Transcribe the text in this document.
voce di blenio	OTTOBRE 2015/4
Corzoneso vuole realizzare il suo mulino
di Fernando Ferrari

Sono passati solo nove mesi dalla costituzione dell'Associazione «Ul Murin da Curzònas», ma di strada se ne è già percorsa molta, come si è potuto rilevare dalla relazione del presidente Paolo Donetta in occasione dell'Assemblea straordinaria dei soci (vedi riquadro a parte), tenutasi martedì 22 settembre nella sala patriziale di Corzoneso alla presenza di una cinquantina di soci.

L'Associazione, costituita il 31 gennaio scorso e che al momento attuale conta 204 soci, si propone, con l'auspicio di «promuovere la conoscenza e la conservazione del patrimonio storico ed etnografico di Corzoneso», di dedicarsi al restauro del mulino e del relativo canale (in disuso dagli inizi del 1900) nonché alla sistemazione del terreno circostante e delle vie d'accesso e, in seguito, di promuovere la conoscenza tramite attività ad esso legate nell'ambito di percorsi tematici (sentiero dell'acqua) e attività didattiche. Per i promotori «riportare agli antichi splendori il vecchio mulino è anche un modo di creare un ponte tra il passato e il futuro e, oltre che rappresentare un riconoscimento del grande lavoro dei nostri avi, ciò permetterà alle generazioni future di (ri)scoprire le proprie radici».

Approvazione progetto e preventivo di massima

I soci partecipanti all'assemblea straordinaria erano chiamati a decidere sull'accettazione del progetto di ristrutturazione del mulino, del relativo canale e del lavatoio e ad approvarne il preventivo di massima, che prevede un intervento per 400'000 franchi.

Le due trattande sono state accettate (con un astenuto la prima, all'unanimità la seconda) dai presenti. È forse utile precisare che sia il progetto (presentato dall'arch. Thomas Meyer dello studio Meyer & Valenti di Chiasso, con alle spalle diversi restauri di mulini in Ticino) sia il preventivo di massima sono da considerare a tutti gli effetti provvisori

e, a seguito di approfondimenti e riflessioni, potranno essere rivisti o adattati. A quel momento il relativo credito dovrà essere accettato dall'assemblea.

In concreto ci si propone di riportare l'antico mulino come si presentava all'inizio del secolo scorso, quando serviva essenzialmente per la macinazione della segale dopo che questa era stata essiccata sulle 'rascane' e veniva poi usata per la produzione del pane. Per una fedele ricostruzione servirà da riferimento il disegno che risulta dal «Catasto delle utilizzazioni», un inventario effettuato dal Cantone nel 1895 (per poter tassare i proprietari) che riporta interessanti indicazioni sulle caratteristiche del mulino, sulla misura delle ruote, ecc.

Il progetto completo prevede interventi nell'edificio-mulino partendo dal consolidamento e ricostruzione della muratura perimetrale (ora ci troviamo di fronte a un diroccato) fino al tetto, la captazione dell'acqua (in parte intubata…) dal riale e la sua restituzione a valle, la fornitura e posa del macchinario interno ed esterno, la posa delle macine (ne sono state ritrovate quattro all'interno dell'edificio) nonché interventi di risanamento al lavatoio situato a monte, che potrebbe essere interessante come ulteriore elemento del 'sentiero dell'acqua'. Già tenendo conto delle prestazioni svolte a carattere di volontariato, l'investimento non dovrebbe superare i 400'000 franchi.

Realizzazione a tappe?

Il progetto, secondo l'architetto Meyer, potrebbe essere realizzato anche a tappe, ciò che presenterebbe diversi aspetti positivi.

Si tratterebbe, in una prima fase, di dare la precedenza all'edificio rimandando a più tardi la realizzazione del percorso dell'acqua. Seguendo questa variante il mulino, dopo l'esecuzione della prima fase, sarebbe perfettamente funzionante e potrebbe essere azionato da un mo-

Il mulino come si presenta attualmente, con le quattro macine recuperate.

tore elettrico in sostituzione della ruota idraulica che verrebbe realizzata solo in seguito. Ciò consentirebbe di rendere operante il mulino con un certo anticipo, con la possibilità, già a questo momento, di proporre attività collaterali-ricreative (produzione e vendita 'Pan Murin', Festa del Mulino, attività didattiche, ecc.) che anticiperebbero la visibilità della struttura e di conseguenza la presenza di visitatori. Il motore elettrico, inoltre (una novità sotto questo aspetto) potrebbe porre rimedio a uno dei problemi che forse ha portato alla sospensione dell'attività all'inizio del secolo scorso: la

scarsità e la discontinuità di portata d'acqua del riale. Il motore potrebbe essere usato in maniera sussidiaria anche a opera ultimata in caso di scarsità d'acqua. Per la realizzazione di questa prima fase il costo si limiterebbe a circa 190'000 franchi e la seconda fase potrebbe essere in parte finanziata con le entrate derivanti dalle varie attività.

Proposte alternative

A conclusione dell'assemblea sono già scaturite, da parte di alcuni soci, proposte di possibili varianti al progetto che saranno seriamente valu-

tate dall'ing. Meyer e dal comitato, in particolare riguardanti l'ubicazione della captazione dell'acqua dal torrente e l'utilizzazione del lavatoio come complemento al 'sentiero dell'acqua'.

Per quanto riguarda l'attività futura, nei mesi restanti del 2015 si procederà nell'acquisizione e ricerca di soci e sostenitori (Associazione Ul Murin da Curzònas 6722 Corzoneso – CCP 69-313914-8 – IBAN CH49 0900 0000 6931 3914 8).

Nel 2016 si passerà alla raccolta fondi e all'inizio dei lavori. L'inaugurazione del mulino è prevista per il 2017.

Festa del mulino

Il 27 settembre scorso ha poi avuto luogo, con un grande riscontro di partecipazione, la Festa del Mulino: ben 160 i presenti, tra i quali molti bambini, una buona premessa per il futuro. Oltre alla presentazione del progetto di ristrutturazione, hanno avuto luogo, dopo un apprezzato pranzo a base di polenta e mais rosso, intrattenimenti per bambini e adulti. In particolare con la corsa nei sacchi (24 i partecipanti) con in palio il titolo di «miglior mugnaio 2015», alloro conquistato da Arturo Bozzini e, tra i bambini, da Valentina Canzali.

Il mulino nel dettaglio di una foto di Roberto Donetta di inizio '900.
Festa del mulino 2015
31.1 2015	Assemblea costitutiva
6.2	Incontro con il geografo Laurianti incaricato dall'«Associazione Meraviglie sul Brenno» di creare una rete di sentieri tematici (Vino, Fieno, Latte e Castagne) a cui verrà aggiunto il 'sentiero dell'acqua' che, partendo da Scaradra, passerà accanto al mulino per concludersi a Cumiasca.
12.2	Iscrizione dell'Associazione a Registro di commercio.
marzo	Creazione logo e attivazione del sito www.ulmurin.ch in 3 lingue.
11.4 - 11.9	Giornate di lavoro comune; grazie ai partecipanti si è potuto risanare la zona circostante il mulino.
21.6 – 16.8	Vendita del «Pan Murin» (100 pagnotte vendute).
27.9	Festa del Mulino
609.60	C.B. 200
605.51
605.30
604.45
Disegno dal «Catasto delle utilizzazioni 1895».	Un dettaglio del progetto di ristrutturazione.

--------------------------------------------------

EXERCISE AIM:
Copy and report every line where the word "circostante" is present.

IN RESPONSE:
L'Associazione, costituita il 31 gennaio scorso e che al momento attuale conta 204 soci, si propone, con l'auspicio di «promuovere la conoscenza e la conservazione del patrimonio storico ed etnografico di Corzoneso», di dedicarsi al restauro del mulino e del relativo canale (in disuso dagli inizi del 1900) nonché alla sistemazione del terreno circostante e delle vie d'accesso e, in seguito, di promuovere la conoscenza tramite attività ad esso legate nell'ambito di percorsi tematici (sentiero dell'acqua) e attività didattiche. Per i promotori «riportare agli antichi splendori il vecchio mulino è anche un modo di creare un ponte tra il passato e il futuro e, oltre che rappresentare un riconoscimento del grande lavoro dei nostri avi, ciò permetterà alle generazioni future di (ri)scoprire le proprie radici».
11.4 - 11.9	Giornate di lavoro comune; grazie ai partecipanti si è potuto risanare la zona circostante il mulino.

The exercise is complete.